PROBLEM DESCRIPTION →
Lay out every line of the items below as a Markdown table with the columns Row and Line, numbering the rows in order and leaving out blank lines.

SOURCE DATA →
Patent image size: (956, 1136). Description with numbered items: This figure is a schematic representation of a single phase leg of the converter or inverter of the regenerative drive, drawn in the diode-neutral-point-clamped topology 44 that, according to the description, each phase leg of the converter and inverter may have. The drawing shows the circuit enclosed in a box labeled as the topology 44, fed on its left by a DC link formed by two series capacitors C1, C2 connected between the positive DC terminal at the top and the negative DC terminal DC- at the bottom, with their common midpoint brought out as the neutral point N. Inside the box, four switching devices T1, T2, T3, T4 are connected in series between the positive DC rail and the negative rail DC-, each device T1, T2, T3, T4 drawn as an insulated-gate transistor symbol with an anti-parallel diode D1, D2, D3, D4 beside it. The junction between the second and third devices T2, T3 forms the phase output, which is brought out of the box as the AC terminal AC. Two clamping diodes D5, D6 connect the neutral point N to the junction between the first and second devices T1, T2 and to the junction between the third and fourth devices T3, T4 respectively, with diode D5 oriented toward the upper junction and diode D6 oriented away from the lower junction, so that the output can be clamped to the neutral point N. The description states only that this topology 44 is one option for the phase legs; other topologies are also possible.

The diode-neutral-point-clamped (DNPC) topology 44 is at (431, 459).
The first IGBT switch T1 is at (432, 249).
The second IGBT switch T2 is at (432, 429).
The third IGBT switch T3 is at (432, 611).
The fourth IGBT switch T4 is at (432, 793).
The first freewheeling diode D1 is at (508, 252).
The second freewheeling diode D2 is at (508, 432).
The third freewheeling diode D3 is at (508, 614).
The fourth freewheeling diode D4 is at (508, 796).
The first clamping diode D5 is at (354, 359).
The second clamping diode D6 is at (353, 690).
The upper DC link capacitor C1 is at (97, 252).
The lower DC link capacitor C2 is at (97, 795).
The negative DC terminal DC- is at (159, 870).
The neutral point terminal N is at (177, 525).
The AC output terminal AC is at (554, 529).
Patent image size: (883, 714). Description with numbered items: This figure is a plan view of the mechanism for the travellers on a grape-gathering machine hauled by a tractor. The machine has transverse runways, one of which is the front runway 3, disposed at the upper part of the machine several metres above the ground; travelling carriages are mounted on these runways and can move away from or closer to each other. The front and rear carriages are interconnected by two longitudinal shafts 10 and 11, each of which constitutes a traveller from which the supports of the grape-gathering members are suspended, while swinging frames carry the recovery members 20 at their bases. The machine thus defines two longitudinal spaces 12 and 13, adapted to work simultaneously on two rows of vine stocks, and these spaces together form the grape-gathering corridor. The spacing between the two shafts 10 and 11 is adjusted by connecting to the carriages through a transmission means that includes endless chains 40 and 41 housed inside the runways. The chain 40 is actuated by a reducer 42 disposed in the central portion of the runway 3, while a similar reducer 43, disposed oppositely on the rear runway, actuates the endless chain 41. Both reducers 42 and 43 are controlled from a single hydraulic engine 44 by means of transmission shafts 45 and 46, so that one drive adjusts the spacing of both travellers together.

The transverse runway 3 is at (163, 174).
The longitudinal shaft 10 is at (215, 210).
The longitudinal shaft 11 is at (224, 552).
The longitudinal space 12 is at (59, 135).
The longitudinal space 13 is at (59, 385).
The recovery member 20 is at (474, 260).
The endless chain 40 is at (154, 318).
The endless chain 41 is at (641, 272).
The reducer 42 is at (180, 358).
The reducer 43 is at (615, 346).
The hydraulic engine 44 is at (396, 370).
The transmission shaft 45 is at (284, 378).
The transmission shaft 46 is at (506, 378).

SOLUTION TO THE PROBLEM →
| Row | Line |
|---|---|
| 1 | Patent image size: (956, 1136). Description with numbered items: This figure is a schematic representation of a single phase leg of the converter or inverter of the regenerative drive, drawn in the diode-neutral-point-clamped topology 44 that, according to the description, each phase leg of the converter and inverter may have. The drawing shows the circuit enclosed in a box labeled as the topology 44, fed on its left by a DC link formed by two series capacitors C1, C2 connected between the positive DC terminal at the top and the negative DC terminal DC- at the bottom, with their common midpoint brought out as the neutral point N. Inside the box, four switching devices T1, T2, T3, T4 are connected in series between the positive DC rail and the negative rail DC-, each device T1, T2, T3, T4 drawn as an insulated-gate transistor symbol with an anti-parallel diode D1, D2, D3, D4 beside it. The junction between the second and third devices T2, T3 forms the phase output, which is brought out of the box as the AC terminal AC. Two clamping diodes D5, D6 connect the neutral point N to the junction between the first and second devices T1, T2 and to the junction between the third and fourth devices T3, T4 respectively, with diode D5 oriented toward the upper junction and diode D6 oriented away from the lower junction, so that the output can be clamped to the neutral point N. The description states only that this topology 44 is one option for the phase legs; other topologies are also possible. |
| 2 | The diode-neutral-point-clamped (DNPC) topology 44 is at (431, 459). |
| 3 | The first IGBT switch T1 is at (432, 249). |
| 4 | The second IGBT switch T2 is at (432, 429). |
| 5 | The third IGBT switch T3 is at (432, 611). |
| 6 | The fourth IGBT switch T4 is at (432, 793). |
| 7 | The first freewheeling diode D1 is at (508, 252). |
| 8 | The second freewheeling diode D2 is at (508, 432). |
| 9 | The third freewheeling diode D3 is at (508, 614). |
| 10 | The fourth freewheeling diode D4 is at (508, 796). |
| 11 | The first clamping diode D5 is at (354, 359). |
| 12 | The second clamping diode D6 is at (353, 690). |
| 13 | The upper DC link capacitor C1 is at (97, 252). |
| 14 | The lower DC link capacitor C2 is at (97, 795). |
| 15 | The negative DC terminal DC- is at (159, 870). |
| 16 | The neutral point terminal N is at (177, 525). |
| 17 | The AC output terminal AC is at (554, 529). |
| 18 | Patent image size: (883, 714). Description with numbered items: This figure is a plan view of the mechanism for the travellers on a grape-gathering machine hauled by a tractor. The machine has transverse runways, one of which is the front runway 3, disposed at the upper part of the machine several metres above the ground; travelling carriages are mounted on these runways and can move away from or closer to each other. The front and rear carriages are interconnected by two longitudinal shafts 10 and 11, each of which constitutes a traveller from which the supports of the grape-gathering members are suspended, while swinging frames carry the recovery members 20 at their bases. The machine thus defines two longitudinal spaces 12 and 13, adapted to work simultaneously on two rows of vine stocks, and these spaces together form the grape-gathering corridor. The spacing between the two shafts 10 and 11 is adjusted by connecting to the carriages through a transmission means that includes endless chains 40 and 41 housed inside the runways. The chain 40 is actuated by a reducer 42 disposed in the central portion of the runway 3, while a similar reducer 43, disposed oppositely on the rear runway, actuates the endless chain 41. Both reducers 42 and 43 are controlled from a single hydraulic engine 44 by means of transmission shafts 45 and 46, so that one drive adjusts the spacing of both travellers together. |
| 19 | The transverse runway 3 is at (163, 174). |
| 20 | The longitudinal shaft 10 is at (215, 210). |
| 21 | The longitudinal shaft 11 is at (224, 552). |
| 22 | The longitudinal space 12 is at (59, 135). |
| 23 | The longitudinal space 13 is at (59, 385). |
| 24 | The recovery member 20 is at (474, 260). |
| 25 | The endless chain 40 is at (154, 318). |
| 26 | The endless chain 41 is at (641, 272). |
| 27 | The reducer 42 is at (180, 358). |
| 28 | The reducer 43 is at (615, 346). |
| 29 | The hydraulic engine 44 is at (396, 370). |
| 30 | The transmission shaft 45 is at (284, 378). |
| 31 | The transmission shaft 46 is at (506, 378). |